---------- Texto de origem ----------
É difícil avaliar o impacto de cada medida de isolamento que países que adotaram em 2020. Sabemos que as medidas mais efetivas para barrar a transmissão do vírus foram a proibição de pequenas aglomerações e o fechamento de comércio e escolas. Outras, como o fechamento de aeroportos e o cancelamento de shows e grandes eventos, não tiveram um benefício claro, por não funcionarem ou porque muitos já haviam mudado de comportamento mesmo sem decretos.

Trabalhadores chineses removem grades de área residencial que reabriu após lockdown instaurado pela política de Covid zero, em Pequim - Noel Celis 9.dez.2022/AFP

A estratégia mais efetiva, segundo avaliação de um painel de especialistas da Organização Mundial da Saúde, foi agir cedo e de forma contundente. Austrália, China, Nova Zelândia, Vietnã e outros países que coordenaram fechamento, testes e quarentenas a tempo de impedir o vírus conseguiram evitar o pior da pandemia. De quebra, ainda estão entre os países com melhor desempenho econômico no período.

Mas, um a um, esses países foram se reabrindo conforme as vacinas apareceram, a população se cansou e novas variantes furaram as barreiras. Só a China continuou controlando a situação praticamente sem casos até o segundo semestre de 2022.

Para alguém vendo de fora, os chineses pareciam viver em outro mundo, circulando como se não houvesse Covid, enquanto o resto do mundo via um massacre. Mas, por trás dessa vida "normal", houve um programa massivo de milhões de testes, monitoramento, controle de fronteiras e lockdowns que atingiram cidades com mais de 10 milhões de habitantes. Medidas de controle que chocaram mais do que a prática de administrar morfina em vez de oxigênio para liberar leitos, que foi adotada na Suécia.

Chocam em parte porque, para muitos, estávamos "só" enfrentando a maior pandemia do século, enquanto a China enfrenta mais uma de muitas novas doenças com potencial letal para humanos.

Com um país tão populoso, com a maior criação de porcos e a segunda maior criação de aves do mundo e uma combinação única de animais selvagens com vírus respiratórios muito preocupantes, a China é um caldeirão de potenciais novos vírus humanos.

H3N8, H10N3, H7N4, H7N9… regularmente a China registra novos casos de vários tipos de influenza aviário patogênico em humanos, para falar de um grupo preocupante.

O motivo para não ouvirmos falar desses e de outros vírus é porque até aqui os casos foram todos contidos e essas doenças não se estabeleceram entre nós. A Covid é mais uma das várias novas doenças que o país tenta conter, daí sua ação tão contundente.
----------
## Lista de tarefas
(a) Responda com base no texto sobre a Covid na China:
(i) Segundo o painel de especialistas da Organização Mundial da Saúde, qual foi a estratégia mais efetiva?
(ii) Até quando a China continuou controlando a situação praticamente sem casos?
(iii) Que prática adotada na Suécia o texto menciona?
(b) Reproduza o trecho do texto sobre a Covid na China que começa em "Mas, um a um, esses" e termina em "semestre de 2022.".
---------- Dados para análise ----------
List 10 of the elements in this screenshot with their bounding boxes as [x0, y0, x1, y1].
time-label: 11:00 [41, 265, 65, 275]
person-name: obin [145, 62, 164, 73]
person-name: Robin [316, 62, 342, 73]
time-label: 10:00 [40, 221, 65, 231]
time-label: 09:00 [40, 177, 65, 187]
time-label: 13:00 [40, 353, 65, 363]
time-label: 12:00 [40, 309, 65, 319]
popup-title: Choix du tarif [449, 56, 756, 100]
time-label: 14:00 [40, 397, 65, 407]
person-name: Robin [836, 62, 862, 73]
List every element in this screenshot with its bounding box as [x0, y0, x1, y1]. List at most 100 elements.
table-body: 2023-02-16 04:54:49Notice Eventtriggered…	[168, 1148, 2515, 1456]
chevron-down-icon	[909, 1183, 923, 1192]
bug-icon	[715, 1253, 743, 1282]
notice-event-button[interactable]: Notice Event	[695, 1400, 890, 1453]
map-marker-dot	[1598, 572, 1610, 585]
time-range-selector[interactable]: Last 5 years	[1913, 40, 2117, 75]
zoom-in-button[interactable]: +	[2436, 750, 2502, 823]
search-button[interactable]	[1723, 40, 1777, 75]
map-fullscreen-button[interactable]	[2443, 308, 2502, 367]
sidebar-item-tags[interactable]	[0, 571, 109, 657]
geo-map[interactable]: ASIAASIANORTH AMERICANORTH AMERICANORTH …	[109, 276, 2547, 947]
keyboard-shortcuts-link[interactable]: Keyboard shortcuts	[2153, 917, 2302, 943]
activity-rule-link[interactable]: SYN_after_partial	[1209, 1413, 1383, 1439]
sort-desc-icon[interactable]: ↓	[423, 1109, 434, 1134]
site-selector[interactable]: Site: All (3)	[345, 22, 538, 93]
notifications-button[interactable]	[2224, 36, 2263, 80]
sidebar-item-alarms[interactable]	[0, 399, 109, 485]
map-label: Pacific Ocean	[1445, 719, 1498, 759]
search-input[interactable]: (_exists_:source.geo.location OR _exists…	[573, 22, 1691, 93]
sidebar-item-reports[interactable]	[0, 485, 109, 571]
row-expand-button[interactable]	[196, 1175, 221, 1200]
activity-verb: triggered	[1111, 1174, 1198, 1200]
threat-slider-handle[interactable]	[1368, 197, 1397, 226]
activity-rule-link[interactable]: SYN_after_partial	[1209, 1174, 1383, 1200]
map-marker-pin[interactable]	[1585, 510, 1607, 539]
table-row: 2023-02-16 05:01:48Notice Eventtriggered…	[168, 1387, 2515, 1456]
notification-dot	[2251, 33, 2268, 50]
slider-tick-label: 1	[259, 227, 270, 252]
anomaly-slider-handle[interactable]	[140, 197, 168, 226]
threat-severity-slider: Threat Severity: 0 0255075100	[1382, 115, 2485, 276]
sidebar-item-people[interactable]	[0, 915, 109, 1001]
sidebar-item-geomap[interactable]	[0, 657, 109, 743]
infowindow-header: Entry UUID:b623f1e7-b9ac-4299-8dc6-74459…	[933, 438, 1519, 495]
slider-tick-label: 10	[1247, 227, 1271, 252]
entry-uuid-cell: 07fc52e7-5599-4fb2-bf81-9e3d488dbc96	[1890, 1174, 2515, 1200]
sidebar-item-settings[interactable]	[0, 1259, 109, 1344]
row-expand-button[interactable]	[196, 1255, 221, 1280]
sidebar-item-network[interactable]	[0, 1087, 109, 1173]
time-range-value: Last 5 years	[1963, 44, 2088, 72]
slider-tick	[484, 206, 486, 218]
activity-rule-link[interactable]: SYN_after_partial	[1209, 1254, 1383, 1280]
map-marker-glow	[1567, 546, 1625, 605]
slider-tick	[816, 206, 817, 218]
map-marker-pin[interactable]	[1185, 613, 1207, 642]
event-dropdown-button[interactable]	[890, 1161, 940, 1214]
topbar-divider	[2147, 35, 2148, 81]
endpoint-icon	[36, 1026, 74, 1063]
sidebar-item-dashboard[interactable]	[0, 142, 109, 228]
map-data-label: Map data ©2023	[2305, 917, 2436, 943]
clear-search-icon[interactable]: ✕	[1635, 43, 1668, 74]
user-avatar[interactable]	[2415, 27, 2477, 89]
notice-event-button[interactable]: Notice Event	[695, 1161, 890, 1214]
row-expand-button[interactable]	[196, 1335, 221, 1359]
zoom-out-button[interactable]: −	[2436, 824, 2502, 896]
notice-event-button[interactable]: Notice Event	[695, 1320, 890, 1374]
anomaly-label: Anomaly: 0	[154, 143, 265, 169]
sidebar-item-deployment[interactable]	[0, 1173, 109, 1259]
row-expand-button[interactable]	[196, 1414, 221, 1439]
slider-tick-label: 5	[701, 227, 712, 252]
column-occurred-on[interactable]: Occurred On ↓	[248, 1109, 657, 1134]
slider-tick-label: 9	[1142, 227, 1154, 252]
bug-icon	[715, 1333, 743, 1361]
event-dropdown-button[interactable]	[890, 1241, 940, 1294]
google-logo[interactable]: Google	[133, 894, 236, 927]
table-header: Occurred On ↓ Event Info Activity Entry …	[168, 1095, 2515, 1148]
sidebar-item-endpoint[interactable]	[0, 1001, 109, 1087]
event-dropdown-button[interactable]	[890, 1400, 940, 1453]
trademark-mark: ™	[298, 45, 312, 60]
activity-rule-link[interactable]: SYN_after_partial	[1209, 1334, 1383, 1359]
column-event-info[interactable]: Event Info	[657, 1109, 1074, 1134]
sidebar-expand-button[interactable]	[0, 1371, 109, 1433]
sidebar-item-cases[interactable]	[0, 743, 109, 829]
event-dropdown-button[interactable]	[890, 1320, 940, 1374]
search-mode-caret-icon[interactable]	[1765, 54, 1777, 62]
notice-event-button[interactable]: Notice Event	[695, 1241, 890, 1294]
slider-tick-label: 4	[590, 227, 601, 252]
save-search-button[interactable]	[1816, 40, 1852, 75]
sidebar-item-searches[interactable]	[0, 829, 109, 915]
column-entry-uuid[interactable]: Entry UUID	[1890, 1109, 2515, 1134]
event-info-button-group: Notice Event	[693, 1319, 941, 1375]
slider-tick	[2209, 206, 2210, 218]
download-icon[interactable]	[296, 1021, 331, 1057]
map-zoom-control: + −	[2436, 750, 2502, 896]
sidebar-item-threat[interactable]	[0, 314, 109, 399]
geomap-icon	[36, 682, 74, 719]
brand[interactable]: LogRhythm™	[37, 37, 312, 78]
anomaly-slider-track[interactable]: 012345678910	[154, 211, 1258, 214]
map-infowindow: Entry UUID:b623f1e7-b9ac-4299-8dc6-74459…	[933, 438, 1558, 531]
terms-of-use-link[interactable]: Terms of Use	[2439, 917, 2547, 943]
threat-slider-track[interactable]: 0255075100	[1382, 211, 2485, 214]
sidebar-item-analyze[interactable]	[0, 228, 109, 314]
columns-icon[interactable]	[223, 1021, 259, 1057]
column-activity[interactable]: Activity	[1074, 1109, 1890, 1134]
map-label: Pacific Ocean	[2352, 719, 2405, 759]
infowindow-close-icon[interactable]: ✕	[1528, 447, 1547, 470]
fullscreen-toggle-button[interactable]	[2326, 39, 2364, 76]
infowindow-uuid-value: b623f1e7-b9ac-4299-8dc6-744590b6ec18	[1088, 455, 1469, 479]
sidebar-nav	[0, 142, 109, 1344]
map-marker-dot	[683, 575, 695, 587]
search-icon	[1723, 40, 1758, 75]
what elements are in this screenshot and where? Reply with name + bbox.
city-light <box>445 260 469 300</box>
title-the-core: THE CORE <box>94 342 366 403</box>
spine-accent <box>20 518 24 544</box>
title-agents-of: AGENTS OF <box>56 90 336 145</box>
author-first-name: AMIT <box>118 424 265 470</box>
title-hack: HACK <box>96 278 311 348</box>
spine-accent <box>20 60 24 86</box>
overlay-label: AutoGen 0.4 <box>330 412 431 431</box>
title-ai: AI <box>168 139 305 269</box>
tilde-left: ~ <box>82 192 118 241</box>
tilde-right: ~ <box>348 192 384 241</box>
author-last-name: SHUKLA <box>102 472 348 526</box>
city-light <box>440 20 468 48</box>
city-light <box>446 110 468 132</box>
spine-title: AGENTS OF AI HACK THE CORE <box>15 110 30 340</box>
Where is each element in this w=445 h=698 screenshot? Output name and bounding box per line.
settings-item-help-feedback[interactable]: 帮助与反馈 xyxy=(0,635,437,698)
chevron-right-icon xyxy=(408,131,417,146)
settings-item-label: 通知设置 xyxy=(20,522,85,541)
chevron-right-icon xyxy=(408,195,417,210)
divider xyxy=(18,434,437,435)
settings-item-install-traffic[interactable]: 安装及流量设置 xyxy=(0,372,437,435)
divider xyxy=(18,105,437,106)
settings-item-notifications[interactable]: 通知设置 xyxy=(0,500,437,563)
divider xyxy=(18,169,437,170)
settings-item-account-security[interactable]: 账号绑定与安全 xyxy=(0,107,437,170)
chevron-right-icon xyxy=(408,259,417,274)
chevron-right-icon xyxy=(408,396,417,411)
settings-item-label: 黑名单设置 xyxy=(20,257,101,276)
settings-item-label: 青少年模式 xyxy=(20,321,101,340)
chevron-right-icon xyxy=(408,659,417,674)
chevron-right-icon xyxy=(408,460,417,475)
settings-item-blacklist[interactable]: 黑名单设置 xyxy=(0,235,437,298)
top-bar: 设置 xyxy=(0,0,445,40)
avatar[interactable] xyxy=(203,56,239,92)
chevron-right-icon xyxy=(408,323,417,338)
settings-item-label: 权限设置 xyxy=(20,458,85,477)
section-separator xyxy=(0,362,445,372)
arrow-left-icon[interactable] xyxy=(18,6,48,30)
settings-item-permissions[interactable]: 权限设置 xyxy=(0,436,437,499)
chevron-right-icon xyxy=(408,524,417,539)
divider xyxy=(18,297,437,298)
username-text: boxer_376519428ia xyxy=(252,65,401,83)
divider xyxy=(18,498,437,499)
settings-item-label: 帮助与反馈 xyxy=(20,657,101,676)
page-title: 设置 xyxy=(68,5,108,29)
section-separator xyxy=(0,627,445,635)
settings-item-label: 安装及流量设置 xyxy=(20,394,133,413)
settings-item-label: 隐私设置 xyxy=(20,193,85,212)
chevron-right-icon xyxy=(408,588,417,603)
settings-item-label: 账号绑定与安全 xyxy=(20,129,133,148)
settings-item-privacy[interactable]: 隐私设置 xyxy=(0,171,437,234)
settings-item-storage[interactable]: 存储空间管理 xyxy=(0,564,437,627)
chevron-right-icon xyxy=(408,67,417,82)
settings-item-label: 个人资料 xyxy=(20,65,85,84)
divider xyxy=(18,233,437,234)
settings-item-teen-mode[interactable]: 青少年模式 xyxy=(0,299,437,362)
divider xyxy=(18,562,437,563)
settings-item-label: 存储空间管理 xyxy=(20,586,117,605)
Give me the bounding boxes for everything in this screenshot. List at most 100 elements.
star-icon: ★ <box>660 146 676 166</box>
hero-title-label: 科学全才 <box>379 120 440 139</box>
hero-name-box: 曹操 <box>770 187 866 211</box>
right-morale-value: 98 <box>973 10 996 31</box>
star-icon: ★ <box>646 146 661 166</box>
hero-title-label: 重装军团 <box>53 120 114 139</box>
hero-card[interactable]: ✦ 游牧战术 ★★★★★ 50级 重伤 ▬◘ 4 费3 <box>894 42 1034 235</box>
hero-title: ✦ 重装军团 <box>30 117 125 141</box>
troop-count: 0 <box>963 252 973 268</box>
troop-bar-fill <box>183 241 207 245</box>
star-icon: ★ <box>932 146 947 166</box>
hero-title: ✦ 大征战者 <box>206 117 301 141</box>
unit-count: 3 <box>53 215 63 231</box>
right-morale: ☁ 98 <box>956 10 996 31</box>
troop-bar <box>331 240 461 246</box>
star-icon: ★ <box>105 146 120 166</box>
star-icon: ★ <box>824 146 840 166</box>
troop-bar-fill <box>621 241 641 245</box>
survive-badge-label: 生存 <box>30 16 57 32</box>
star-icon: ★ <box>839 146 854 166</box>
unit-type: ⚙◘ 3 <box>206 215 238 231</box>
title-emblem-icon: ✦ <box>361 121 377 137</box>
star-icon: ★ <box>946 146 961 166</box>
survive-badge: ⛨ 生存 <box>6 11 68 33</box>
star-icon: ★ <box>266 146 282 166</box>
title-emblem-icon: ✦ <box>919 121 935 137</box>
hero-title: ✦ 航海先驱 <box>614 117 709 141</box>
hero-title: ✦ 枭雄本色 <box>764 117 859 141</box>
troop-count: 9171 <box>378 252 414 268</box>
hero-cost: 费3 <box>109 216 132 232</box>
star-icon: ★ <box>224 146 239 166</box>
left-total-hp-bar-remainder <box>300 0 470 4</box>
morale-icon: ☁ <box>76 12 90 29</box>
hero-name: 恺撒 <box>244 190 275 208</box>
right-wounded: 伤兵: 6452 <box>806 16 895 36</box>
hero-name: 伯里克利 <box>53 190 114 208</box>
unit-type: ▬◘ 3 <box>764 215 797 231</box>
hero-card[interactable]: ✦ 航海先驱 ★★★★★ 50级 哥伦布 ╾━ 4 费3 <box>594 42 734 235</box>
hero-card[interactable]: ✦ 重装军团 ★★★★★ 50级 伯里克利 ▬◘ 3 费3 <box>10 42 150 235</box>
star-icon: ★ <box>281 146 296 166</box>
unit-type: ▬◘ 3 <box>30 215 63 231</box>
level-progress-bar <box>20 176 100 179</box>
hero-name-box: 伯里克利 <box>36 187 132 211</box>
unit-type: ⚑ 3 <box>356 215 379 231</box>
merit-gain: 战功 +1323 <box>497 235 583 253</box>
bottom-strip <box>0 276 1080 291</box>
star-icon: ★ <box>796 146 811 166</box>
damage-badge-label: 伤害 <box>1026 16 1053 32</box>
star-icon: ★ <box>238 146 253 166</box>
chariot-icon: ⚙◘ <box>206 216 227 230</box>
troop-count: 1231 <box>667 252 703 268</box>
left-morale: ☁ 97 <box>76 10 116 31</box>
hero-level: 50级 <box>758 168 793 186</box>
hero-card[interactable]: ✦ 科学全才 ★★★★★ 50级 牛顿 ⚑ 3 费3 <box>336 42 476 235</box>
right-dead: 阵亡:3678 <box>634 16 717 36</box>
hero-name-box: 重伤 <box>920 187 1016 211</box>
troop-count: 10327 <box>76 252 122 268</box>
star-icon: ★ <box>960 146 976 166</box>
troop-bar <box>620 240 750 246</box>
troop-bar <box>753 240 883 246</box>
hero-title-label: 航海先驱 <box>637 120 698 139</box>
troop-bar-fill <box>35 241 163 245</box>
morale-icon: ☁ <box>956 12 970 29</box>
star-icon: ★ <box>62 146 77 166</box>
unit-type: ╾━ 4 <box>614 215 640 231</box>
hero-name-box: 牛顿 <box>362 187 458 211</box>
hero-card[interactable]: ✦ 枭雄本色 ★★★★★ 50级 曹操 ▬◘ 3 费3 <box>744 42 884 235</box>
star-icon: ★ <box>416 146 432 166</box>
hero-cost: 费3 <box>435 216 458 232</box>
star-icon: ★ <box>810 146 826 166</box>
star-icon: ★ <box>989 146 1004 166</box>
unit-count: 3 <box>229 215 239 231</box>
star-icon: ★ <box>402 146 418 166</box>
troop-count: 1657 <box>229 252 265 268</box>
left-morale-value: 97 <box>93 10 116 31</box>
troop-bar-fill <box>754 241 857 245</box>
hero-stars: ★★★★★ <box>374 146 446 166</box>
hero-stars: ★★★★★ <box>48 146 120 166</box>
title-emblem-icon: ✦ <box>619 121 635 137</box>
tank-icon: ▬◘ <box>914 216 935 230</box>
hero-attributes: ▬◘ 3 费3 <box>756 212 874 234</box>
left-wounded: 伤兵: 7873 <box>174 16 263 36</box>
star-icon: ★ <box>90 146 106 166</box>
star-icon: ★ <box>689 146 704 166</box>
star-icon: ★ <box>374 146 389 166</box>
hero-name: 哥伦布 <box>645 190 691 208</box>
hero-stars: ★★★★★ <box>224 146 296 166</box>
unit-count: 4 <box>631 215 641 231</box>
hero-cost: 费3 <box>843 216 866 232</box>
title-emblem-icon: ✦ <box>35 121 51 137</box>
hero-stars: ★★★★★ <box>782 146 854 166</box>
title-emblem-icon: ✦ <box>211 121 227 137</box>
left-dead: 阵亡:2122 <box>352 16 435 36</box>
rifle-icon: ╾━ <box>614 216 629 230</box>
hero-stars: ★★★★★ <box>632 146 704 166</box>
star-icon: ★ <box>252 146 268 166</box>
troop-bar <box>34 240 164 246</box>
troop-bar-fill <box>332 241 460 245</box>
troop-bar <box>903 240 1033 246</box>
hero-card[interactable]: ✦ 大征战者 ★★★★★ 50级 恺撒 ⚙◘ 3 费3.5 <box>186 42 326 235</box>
----------
## Respostas por tarefa
(a)
(i) Agir cedo e de forma contundente.
(ii) Até o segundo semestre de 2022.
(iii) Administrar morfina em vez de oxigênio para liberar leitos.

(b)
Mas, um a um, esses países foram se reabrindo conforme as vacinas apareceram, a população se cansou e novas variantes furaram as barreiras. Só a China continuou controlando a situação praticamente sem casos até o segundo semestre de 2022.